▸ Instruction:
Write the records below out in full, character for character, with no pictures.
--- Start ---
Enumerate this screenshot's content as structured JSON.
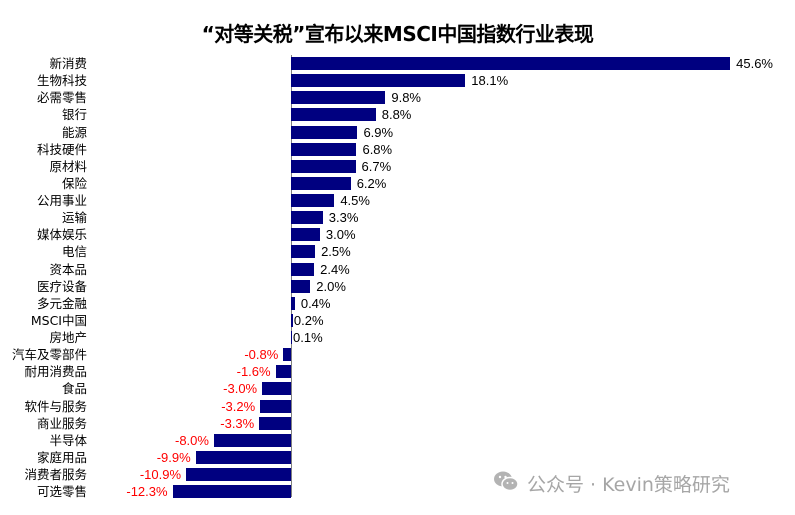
{
  "chart_data": {
    "type": "bar",
    "orientation": "horizontal",
    "title": "“对等关税”宣布以来MSCI中国指数行业表现",
    "xlabel": "",
    "ylabel": "",
    "unit": "%",
    "grid": false,
    "legend": null,
    "bar_color": "#000080",
    "positive_label_color": "#000000",
    "negative_label_color": "#ff0000",
    "categories": [
      "新消费",
      "生物科技",
      "必需零售",
      "银行",
      "能源",
      "科技硬件",
      "原材料",
      "保险",
      "公用事业",
      "运输",
      "媒体娱乐",
      "电信",
      "资本品",
      "医疗设备",
      "多元金融",
      "MSCI中国",
      "房地产",
      "汽车及零部件",
      "耐用消费品",
      "食品",
      "软件与服务",
      "商业服务",
      "半导体",
      "家庭用品",
      "消费者服务",
      "可选零售"
    ],
    "values": [
      45.6,
      18.1,
      9.8,
      8.8,
      6.9,
      6.8,
      6.7,
      6.2,
      4.5,
      3.3,
      3.0,
      2.5,
      2.4,
      2.0,
      0.4,
      0.2,
      0.1,
      -0.8,
      -1.6,
      -3.0,
      -3.2,
      -3.3,
      -8.0,
      -9.9,
      -10.9,
      -12.3
    ],
    "labels": [
      "45.6%",
      "18.1%",
      "9.8%",
      "8.8%",
      "6.9%",
      "6.8%",
      "6.7%",
      "6.2%",
      "4.5%",
      "3.3%",
      "3.0%",
      "2.5%",
      "2.4%",
      "2.0%",
      "0.4%",
      "0.2%",
      "0.1%",
      "-0.8%",
      "-1.6%",
      "-3.0%",
      "-3.2%",
      "-3.3%",
      "-8.0%",
      "-9.9%",
      "-10.9%",
      "-12.3%"
    ]
  },
  "watermark": {
    "icon": "wechat-icon",
    "text": "公众号 · Kevin策略研究"
  }
}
--- End ---
▸ Reply:
Enumerate this screenshot's content as structured JSON.
{
  "chart_data": {
    "type": "bar",
    "orientation": "horizontal",
    "title": "“对等关税”宣布以来MSCI中国指数行业表现",
    "xlabel": "",
    "ylabel": "",
    "unit": "%",
    "grid": false,
    "legend": null,
    "bar_color": "#000080",
    "positive_label_color": "#000000",
    "negative_label_color": "#ff0000",
    "categories": [
      "新消费",
      "生物科技",
      "必需零售",
      "银行",
      "能源",
      "科技硬件",
      "原材料",
      "保险",
      "公用事业",
      "运输",
      "媒体娱乐",
      "电信",
      "资本品",
      "医疗设备",
      "多元金融",
      "MSCI中国",
      "房地产",
      "汽车及零部件",
      "耐用消费品",
      "食品",
      "软件与服务",
      "商业服务",
      "半导体",
      "家庭用品",
      "消费者服务",
      "可选零售"
    ],
    "values": [
      45.6,
      18.1,
      9.8,
      8.8,
      6.9,
      6.8,
      6.7,
      6.2,
      4.5,
      3.3,
      3.0,
      2.5,
      2.4,
      2.0,
      0.4,
      0.2,
      0.1,
      -0.8,
      -1.6,
      -3.0,
      -3.2,
      -3.3,
      -8.0,
      -9.9,
      -10.9,
      -12.3
    ],
    "labels": [
      "45.6%",
      "18.1%",
      "9.8%",
      "8.8%",
      "6.9%",
      "6.8%",
      "6.7%",
      "6.2%",
      "4.5%",
      "3.3%",
      "3.0%",
      "2.5%",
      "2.4%",
      "2.0%",
      "0.4%",
      "0.2%",
      "0.1%",
      "-0.8%",
      "-1.6%",
      "-3.0%",
      "-3.2%",
      "-3.3%",
      "-8.0%",
      "-9.9%",
      "-10.9%",
      "-12.3%"
    ]
  },
  "watermark": {
    "icon": "wechat-icon",
    "text": "公众号 · Kevin策略研究"
  }
}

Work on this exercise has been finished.